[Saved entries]
***
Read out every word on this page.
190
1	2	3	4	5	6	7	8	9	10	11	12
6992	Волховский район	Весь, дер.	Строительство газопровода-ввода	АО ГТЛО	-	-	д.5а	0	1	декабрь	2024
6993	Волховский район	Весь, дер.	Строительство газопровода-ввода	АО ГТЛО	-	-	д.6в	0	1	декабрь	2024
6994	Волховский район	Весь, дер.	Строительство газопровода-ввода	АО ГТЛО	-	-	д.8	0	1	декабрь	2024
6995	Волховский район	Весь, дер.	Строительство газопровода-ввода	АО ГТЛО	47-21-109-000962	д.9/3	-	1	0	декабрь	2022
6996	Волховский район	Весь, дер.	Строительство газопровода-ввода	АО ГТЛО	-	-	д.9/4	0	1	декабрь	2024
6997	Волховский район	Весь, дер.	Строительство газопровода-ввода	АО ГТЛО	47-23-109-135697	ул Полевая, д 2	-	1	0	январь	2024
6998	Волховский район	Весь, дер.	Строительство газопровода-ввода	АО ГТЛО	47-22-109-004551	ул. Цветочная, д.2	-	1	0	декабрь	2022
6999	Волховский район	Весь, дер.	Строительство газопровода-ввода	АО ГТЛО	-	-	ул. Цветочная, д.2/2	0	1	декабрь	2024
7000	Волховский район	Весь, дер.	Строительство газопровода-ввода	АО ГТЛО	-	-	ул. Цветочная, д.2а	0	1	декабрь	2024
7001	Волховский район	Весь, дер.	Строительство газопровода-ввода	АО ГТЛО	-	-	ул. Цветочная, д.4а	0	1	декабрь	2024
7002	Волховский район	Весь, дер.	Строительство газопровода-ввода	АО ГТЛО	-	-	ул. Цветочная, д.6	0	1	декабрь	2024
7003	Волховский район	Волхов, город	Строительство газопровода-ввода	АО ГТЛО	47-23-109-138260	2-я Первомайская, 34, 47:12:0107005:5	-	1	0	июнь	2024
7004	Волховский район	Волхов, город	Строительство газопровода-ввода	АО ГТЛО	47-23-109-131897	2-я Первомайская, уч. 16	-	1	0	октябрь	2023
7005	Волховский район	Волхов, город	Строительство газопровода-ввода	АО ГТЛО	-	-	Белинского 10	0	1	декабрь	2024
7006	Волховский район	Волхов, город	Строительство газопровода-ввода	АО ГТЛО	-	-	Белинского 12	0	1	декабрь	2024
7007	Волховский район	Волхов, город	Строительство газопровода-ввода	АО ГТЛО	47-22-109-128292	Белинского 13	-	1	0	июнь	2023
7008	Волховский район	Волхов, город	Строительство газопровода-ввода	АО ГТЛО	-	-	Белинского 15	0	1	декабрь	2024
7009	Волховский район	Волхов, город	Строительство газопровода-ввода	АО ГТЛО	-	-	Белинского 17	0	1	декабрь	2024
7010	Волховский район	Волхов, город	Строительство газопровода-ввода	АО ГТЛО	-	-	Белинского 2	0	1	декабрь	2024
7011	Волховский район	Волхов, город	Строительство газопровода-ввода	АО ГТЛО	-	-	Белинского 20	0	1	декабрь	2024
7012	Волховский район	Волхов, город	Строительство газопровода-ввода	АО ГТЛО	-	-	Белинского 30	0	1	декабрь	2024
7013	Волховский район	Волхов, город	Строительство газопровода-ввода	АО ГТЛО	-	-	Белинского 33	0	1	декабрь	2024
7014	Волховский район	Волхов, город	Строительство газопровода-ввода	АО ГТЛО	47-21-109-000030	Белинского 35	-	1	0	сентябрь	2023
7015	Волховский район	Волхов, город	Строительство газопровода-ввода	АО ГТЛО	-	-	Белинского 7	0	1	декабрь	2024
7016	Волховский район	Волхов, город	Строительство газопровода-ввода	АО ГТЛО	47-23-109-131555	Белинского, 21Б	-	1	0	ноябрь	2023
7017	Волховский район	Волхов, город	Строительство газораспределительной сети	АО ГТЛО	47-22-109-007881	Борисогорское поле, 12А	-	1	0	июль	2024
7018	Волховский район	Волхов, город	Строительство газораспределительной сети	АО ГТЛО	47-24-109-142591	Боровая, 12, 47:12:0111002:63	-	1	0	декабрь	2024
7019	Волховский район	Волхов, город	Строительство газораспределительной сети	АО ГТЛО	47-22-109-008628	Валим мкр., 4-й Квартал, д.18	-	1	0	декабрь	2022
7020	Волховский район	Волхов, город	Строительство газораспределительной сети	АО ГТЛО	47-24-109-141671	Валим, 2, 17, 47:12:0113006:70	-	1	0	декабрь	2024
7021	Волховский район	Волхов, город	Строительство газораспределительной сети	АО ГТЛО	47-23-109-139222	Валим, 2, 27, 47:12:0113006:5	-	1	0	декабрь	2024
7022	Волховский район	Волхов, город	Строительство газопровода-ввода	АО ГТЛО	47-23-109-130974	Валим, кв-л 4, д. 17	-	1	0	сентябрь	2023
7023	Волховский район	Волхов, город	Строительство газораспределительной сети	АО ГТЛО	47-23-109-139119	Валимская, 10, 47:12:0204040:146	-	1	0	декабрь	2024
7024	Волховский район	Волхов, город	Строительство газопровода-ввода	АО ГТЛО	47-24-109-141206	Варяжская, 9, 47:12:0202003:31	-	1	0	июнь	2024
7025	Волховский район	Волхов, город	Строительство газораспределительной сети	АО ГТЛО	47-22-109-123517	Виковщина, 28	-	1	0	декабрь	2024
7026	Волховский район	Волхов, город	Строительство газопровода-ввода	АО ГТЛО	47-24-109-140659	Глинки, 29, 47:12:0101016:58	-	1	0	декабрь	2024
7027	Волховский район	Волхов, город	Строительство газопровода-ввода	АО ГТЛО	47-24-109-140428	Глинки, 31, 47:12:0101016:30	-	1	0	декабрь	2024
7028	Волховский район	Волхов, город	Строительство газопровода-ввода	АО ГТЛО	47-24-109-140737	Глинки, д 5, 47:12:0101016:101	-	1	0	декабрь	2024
***
*Task goal*
Transcribe each entry exactly.

*Exercise response*
Read out every word on this page.
190
1	2	3	4	5	6	7	8	9	10	11	12
6992	Волховский район	Весь, дер.	Строительство газопровода-ввода	АО ГТЛО	-	-	д.5а	0	1	декабрь	2024
6993	Волховский район	Весь, дер.	Строительство газопровода-ввода	АО ГТЛО	-	-	д.6в	0	1	декабрь	2024
6994	Волховский район	Весь, дер.	Строительство газопровода-ввода	АО ГТЛО	-	-	д.8	0	1	декабрь	2024
6995	Волховский район	Весь, дер.	Строительство газопровода-ввода	АО ГТЛО	47-21-109-000962	д.9/3	-	1	0	декабрь	2022
6996	Волховский район	Весь, дер.	Строительство газопровода-ввода	АО ГТЛО	-	-	д.9/4	0	1	декабрь	2024
6997	Волховский район	Весь, дер.	Строительство газопровода-ввода	АО ГТЛО	47-23-109-135697	ул Полевая, д 2	-	1	0	январь	2024
6998	Волховский район	Весь, дер.	Строительство газопровода-ввода	АО ГТЛО	47-22-109-004551	ул. Цветочная, д.2	-	1	0	декабрь	2022
6999	Волховский район	Весь, дер.	Строительство газопровода-ввода	АО ГТЛО	-	-	ул. Цветочная, д.2/2	0	1	декабрь	2024
7000	Волховский район	Весь, дер.	Строительство газопровода-ввода	АО ГТЛО	-	-	ул. Цветочная, д.2а	0	1	декабрь	2024
7001	Волховский район	Весь, дер.	Строительство газопровода-ввода	АО ГТЛО	-	-	ул. Цветочная, д.4а	0	1	декабрь	2024
7002	Волховский район	Весь, дер.	Строительство газопровода-ввода	АО ГТЛО	-	-	ул. Цветочная, д.6	0	1	декабрь	2024
7003	Волховский район	Волхов, город	Строительство газопровода-ввода	АО ГТЛО	47-23-109-138260	2-я Первомайская, 34, 47:12:0107005:5	-	1	0	июнь	2024
7004	Волховский район	Волхов, город	Строительство газопровода-ввода	АО ГТЛО	47-23-109-131897	2-я Первомайская, уч. 16	-	1	0	октябрь	2023
7005	Волховский район	Волхов, город	Строительство газопровода-ввода	АО ГТЛО	-	-	Белинского 10	0	1	декабрь	2024
7006	Волховский район	Волхов, город	Строительство газопровода-ввода	АО ГТЛО	-	-	Белинского 12	0	1	декабрь	2024
7007	Волховский район	Волхов, город	Строительство газопровода-ввода	АО ГТЛО	47-22-109-128292	Белинского 13	-	1	0	июнь	2023
7008	Волховский район	Волхов, город	Строительство газопровода-ввода	АО ГТЛО	-	-	Белинского 15	0	1	декабрь	2024
7009	Волховский район	Волхов, город	Строительство газопровода-ввода	АО ГТЛО	-	-	Белинского 17	0	1	декабрь	2024
7010	Волховский район	Волхов, город	Строительство газопровода-ввода	АО ГТЛО	-	-	Белинского 2	0	1	декабрь	2024
7011	Волховский район	Волхов, город	Строительство газопровода-ввода	АО ГТЛО	-	-	Белинского 20	0	1	декабрь	2024
7012	Волховский район	Волхов, город	Строительство газопровода-ввода	АО ГТЛО	-	-	Белинского 30	0	1	декабрь	2024
7013	Волховский район	Волхов, город	Строительство газопровода-ввода	АО ГТЛО	-	-	Белинского 33	0	1	декабрь	2024
7014	Волховский район	Волхов, город	Строительство газопровода-ввода	АО ГТЛО	47-21-109-000030	Белинского 35	-	1	0	сентябрь	2023
7015	Волховский район	Волхов, город	Строительство газопровода-ввода	АО ГТЛО	-	-	Белинского 7	0	1	декабрь	2024
7016	Волховский район	Волхов, город	Строительство газопровода-ввода	АО ГТЛО	47-23-109-131555	Белинского, 21Б	-	1	0	ноябрь	2023
7017	Волховский район	Волхов, город	Строительство газораспределительной сети	АО ГТЛО	47-22-109-007881	Борисогорское поле, 12А	-	1	0	июль	2024
7018	Волховский район	Волхов, город	Строительство газораспределительной сети	АО ГТЛО	47-24-109-142591	Боровая, 12, 47:12:0111002:63	-	1	0	декабрь	2024
7019	Волховский район	Волхов, город	Строительство газораспределительной сети	АО ГТЛО	47-22-109-008628	Валим мкр., 4-й Квартал, д.18	-	1	0	декабрь	2022
7020	Волховский район	Волхов, город	Строительство газораспределительной сети	АО ГТЛО	47-24-109-141671	Валим, 2, 17, 47:12:0113006:70	-	1	0	декабрь	2024
7021	Волховский район	Волхов, город	Строительство газораспределительной сети	АО ГТЛО	47-23-109-139222	Валим, 2, 27, 47:12:0113006:5	-	1	0	декабрь	2024
7022	Волховский район	Волхов, город	Строительство газопровода-ввода	АО ГТЛО	47-23-109-130974	Валим, кв-л 4, д. 17	-	1	0	сентябрь	2023
7023	Волховский район	Волхов, город	Строительство газораспределительной сети	АО ГТЛО	47-23-109-139119	Валимская, 10, 47:12:0204040:146	-	1	0	декабрь	2024
7024	Волховский район	Волхов, город	Строительство газопровода-ввода	АО ГТЛО	47-24-109-141206	Варяжская, 9, 47:12:0202003:31	-	1	0	июнь	2024
7025	Волховский район	Волхов, город	Строительство газораспределительной сети	АО ГТЛО	47-22-109-123517	Виковщина, 28	-	1	0	декабрь	2024
7026	Волховский район	Волхов, город	Строительство газопровода-ввода	АО ГТЛО	47-24-109-140659	Глинки, 29, 47:12:0101016:58	-	1	0	декабрь	2024
7027	Волховский район	Волхов, город	Строительство газопровода-ввода	АО ГТЛО	47-24-109-140428	Глинки, 31, 47:12:0101016:30	-	1	0	декабрь	2024
7028	Волховский район	Волхов, город	Строительство газопровода-ввода	АО ГТЛО	47-24-109-140737	Глинки, д 5, 47:12:0101016:101	-	1	0	декабрь	2024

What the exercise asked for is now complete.